** Start of Data for this exercise **

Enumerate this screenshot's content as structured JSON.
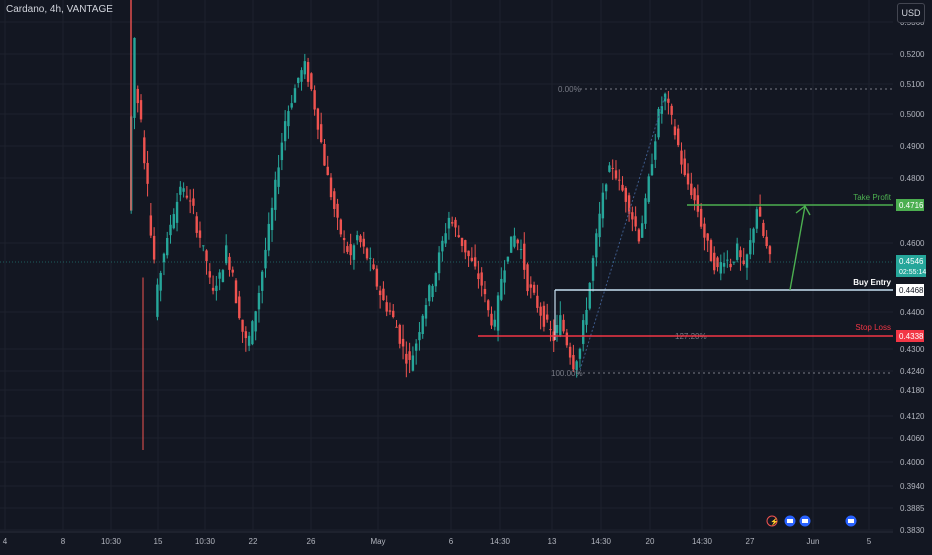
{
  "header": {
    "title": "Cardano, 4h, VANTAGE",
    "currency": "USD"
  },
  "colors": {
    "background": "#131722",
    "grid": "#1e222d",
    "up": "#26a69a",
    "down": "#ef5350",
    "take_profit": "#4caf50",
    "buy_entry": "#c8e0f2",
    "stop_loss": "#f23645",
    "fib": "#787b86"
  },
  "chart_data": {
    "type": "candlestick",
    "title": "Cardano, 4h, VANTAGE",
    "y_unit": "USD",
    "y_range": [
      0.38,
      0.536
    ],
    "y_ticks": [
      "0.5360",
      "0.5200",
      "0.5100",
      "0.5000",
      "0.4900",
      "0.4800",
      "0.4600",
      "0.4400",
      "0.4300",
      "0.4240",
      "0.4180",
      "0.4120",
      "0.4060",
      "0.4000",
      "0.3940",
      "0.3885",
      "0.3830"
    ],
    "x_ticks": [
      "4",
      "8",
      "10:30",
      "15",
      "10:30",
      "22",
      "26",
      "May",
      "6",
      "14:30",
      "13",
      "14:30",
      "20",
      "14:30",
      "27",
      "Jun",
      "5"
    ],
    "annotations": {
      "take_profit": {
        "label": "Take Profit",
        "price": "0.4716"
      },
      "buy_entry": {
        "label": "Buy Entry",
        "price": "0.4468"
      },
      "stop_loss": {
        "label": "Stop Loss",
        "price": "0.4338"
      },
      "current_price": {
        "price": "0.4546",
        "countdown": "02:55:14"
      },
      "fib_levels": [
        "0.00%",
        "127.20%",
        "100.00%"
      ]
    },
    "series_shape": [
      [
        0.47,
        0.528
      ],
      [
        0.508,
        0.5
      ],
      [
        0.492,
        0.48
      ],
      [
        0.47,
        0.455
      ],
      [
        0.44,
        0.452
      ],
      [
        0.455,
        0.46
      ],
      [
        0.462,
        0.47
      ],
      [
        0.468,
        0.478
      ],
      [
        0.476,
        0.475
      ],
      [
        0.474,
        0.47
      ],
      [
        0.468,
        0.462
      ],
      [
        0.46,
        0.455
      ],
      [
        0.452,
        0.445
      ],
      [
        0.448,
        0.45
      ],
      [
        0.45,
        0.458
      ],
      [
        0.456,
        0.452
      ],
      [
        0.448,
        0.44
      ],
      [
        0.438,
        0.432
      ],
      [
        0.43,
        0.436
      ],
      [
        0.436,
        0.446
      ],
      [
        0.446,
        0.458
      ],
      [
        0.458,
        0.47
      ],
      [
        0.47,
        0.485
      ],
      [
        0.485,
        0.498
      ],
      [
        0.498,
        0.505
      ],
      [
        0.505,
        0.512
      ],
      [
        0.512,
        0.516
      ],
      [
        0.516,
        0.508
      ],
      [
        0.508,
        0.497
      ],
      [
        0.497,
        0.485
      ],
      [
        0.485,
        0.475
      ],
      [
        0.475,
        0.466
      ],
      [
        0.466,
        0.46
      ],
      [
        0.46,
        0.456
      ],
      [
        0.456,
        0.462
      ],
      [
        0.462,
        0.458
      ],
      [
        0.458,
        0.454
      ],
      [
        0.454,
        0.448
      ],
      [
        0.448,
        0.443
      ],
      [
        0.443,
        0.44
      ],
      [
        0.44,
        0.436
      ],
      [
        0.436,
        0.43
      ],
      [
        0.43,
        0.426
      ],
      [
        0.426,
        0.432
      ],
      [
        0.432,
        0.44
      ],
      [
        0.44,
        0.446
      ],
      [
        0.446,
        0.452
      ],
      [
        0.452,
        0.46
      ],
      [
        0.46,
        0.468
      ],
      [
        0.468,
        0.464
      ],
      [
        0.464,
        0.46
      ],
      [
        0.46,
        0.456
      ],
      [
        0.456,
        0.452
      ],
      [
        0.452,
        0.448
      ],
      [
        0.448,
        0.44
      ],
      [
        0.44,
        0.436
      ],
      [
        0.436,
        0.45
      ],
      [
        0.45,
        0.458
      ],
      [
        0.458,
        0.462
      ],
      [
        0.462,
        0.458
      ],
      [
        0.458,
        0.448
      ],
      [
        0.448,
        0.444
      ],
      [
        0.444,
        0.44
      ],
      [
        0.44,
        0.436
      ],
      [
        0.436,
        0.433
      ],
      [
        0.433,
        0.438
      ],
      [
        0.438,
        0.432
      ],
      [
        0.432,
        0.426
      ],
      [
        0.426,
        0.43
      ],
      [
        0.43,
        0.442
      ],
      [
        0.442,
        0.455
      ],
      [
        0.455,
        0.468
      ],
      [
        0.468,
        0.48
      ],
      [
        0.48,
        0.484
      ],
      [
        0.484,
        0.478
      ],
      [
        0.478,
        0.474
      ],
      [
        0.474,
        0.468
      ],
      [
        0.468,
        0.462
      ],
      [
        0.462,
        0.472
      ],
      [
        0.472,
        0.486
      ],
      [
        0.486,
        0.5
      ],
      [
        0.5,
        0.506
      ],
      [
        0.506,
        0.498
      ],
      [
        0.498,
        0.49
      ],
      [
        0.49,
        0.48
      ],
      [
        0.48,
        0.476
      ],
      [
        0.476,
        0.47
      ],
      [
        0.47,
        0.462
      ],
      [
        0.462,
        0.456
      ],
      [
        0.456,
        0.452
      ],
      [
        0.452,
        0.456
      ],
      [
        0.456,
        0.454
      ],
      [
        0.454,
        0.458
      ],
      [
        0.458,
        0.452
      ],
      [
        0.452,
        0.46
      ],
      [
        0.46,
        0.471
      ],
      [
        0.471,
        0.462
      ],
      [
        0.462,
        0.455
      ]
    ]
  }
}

** End of Data for this exercise **
** Start of Data for this exercise **

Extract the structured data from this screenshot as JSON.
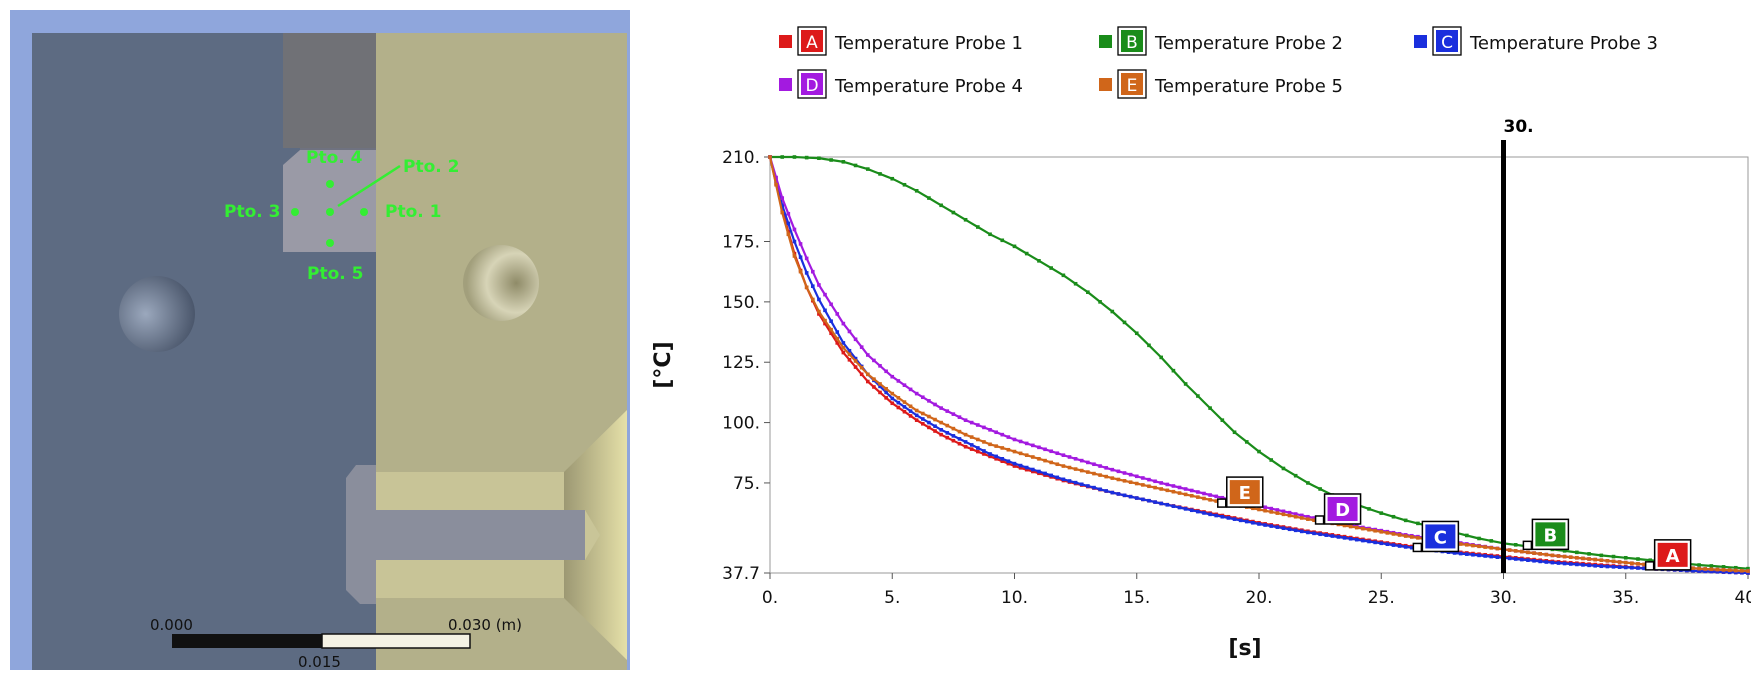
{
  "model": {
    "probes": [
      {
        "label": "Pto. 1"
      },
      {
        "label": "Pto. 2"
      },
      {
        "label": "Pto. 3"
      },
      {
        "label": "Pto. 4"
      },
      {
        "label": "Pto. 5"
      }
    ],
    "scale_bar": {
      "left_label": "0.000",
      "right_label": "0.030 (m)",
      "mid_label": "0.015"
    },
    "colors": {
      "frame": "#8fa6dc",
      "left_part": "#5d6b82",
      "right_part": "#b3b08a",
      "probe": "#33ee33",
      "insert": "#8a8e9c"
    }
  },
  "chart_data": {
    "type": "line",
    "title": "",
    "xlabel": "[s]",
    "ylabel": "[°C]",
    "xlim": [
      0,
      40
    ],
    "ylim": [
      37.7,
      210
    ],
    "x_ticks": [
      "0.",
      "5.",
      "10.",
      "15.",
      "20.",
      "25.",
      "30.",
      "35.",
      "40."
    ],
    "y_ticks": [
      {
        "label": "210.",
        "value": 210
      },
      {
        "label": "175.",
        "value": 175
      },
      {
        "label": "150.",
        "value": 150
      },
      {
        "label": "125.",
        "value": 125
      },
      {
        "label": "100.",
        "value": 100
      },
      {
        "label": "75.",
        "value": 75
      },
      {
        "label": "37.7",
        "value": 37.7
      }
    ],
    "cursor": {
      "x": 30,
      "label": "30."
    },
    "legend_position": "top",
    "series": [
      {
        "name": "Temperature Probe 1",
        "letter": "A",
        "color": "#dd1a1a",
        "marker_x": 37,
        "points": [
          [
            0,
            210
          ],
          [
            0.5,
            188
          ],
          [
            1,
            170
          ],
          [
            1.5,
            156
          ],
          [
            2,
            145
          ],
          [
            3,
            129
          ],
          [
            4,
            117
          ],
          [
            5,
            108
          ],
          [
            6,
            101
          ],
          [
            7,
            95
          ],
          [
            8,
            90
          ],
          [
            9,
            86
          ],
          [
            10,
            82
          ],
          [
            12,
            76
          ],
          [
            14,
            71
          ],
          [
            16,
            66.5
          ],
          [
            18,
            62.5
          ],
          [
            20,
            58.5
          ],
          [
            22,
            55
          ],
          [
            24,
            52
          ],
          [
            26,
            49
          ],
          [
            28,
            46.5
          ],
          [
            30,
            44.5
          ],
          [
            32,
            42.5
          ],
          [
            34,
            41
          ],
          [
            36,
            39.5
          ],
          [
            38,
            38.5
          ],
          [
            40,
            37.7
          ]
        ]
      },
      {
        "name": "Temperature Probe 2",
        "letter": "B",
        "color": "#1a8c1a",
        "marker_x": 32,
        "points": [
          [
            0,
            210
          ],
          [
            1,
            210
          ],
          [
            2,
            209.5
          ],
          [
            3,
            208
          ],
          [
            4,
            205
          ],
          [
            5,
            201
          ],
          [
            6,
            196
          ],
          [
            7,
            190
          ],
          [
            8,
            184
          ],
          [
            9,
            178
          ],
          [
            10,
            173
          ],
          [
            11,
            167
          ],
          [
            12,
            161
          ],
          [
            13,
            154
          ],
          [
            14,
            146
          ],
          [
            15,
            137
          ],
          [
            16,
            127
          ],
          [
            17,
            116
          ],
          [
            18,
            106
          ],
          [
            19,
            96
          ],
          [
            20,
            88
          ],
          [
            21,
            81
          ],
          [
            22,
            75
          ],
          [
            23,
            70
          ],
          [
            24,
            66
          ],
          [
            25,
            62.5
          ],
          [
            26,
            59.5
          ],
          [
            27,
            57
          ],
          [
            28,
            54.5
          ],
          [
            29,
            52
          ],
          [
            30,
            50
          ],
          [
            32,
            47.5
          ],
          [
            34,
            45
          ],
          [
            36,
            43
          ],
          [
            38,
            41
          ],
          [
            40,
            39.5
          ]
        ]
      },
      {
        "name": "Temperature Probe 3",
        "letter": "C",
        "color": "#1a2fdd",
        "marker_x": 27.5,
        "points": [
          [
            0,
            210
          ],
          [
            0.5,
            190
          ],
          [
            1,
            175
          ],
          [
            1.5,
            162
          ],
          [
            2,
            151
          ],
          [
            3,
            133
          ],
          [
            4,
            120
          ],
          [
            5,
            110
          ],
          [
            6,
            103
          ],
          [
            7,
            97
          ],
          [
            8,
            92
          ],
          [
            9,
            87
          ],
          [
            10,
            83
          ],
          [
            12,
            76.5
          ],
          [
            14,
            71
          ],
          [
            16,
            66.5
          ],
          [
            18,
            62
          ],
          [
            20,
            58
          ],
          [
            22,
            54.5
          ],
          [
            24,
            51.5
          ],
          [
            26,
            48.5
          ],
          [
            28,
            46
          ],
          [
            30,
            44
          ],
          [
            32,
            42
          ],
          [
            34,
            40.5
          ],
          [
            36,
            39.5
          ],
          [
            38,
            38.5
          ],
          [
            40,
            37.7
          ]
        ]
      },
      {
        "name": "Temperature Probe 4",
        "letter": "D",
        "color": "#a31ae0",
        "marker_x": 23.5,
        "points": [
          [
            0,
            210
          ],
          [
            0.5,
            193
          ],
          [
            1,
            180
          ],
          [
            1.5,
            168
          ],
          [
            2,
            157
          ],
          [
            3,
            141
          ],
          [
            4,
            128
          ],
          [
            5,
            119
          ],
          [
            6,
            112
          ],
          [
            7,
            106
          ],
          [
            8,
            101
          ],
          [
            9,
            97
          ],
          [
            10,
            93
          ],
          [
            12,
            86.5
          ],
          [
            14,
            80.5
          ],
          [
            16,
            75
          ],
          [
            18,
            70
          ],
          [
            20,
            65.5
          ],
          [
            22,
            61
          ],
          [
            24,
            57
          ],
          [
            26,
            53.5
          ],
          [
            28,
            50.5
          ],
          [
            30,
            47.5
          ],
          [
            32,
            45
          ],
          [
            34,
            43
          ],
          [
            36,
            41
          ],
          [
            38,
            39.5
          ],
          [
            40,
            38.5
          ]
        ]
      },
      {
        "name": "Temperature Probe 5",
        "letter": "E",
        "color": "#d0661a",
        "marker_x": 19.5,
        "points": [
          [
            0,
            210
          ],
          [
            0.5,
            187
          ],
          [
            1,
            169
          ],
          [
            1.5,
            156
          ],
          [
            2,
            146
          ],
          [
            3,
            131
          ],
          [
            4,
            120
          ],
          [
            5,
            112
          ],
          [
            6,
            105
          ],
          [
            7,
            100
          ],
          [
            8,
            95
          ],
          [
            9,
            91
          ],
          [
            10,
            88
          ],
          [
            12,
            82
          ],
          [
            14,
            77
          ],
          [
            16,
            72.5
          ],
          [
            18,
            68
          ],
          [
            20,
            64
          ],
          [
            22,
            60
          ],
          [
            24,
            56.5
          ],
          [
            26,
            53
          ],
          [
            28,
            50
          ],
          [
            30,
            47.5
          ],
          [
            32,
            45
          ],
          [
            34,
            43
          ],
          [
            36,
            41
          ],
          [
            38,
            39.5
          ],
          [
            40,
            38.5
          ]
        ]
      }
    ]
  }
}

** End of Data for this exercise **
** Start of Data for this exercise **

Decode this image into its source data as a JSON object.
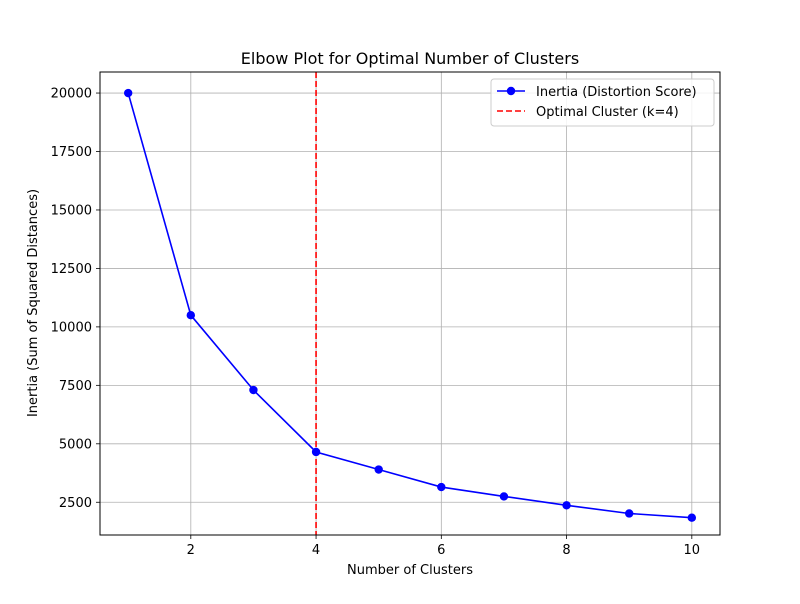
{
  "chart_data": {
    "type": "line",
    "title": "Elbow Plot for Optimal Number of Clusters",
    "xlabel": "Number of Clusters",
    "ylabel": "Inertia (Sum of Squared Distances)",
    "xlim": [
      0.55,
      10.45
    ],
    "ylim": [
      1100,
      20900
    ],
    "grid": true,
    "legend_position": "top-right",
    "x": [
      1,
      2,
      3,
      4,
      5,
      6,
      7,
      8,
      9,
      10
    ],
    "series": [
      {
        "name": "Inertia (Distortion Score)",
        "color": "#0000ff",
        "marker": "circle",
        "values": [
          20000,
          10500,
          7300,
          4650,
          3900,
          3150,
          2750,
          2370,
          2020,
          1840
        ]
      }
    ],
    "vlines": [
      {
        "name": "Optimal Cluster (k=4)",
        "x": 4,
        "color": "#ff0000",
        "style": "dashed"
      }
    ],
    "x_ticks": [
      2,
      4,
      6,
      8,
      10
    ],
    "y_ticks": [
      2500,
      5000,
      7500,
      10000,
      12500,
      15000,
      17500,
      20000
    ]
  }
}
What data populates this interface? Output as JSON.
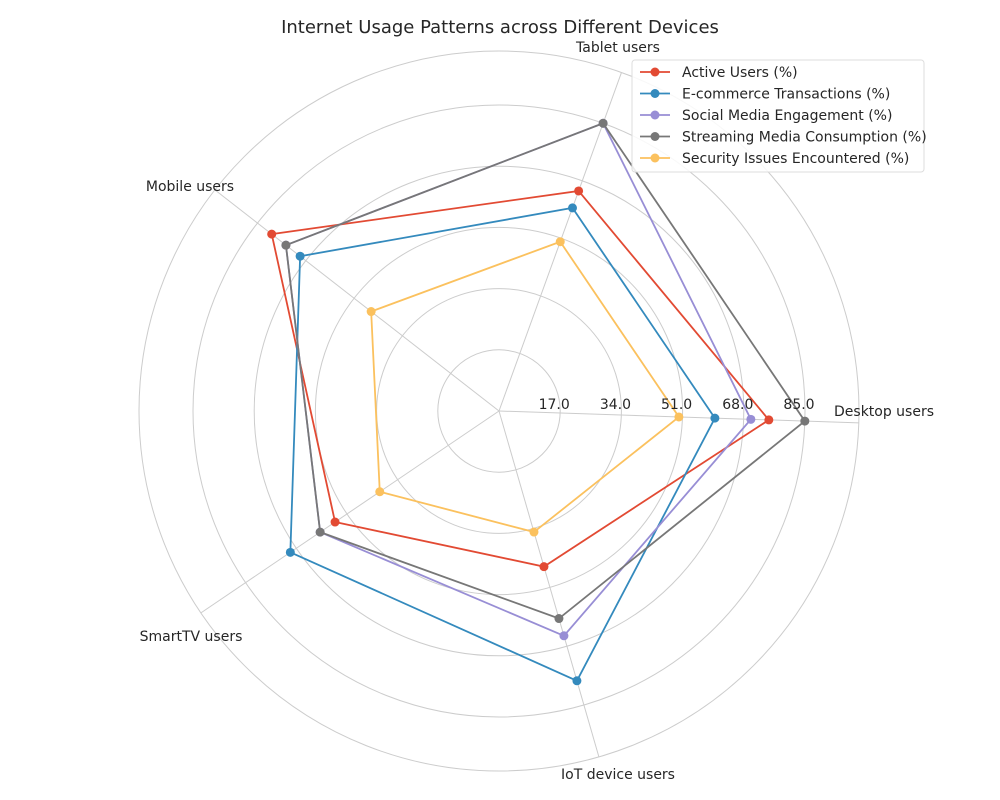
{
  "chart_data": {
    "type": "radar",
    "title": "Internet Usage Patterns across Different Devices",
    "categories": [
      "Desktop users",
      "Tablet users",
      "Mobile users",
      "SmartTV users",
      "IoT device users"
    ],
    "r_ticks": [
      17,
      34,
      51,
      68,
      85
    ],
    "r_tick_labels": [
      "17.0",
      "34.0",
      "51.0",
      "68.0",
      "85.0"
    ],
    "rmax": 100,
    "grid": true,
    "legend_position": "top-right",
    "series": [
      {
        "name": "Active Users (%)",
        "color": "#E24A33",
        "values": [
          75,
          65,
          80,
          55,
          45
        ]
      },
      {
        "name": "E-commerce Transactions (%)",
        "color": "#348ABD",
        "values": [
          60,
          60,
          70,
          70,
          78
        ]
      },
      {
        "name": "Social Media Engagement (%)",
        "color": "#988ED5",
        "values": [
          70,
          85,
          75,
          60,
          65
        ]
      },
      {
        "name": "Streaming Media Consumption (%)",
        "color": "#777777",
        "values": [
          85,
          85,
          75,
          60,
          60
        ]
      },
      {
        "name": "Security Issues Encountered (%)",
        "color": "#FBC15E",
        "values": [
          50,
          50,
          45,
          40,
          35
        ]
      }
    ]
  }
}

** End of Data for this exercise **

§ Instruction
Of the lines in this data, how many contain "structured"? Reply with only the number.

§ Final result
2